-- START Supplied records --

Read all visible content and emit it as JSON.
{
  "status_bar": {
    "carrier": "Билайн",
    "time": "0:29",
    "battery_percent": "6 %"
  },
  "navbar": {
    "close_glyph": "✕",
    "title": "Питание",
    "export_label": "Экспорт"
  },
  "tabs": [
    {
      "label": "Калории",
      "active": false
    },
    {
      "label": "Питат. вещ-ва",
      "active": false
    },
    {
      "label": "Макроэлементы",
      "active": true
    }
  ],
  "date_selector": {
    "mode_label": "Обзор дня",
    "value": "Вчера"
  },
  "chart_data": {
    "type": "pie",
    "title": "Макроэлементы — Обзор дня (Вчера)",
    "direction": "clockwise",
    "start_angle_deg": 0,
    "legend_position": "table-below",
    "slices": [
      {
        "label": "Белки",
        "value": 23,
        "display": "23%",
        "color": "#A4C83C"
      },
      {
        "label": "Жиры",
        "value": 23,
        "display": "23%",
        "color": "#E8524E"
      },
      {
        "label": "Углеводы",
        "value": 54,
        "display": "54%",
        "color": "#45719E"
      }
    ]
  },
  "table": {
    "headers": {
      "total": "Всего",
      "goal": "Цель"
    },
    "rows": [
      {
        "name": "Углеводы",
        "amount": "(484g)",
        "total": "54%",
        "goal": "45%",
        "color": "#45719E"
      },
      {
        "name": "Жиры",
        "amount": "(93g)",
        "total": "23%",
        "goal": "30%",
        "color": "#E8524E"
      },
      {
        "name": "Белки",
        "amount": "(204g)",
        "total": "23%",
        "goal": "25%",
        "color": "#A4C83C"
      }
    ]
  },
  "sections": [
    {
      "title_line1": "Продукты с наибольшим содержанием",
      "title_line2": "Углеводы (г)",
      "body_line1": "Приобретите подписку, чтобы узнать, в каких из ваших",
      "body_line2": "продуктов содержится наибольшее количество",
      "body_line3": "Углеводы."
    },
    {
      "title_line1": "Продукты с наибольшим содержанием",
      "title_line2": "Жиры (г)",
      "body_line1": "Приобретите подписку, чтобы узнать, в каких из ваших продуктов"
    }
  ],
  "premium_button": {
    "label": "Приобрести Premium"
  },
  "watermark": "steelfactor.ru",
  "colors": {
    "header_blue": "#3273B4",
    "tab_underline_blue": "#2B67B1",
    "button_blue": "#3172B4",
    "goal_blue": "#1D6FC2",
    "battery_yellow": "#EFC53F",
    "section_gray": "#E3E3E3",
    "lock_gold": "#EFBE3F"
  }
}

-- END Supplied records --

**Given instruction**: Search the entries for the word "Вчера" and gather every line where it appears.

**Solution for this task**:
    "value": "Вчера"
    "title": "Макроэлементы — Обзор дня (Вчера)",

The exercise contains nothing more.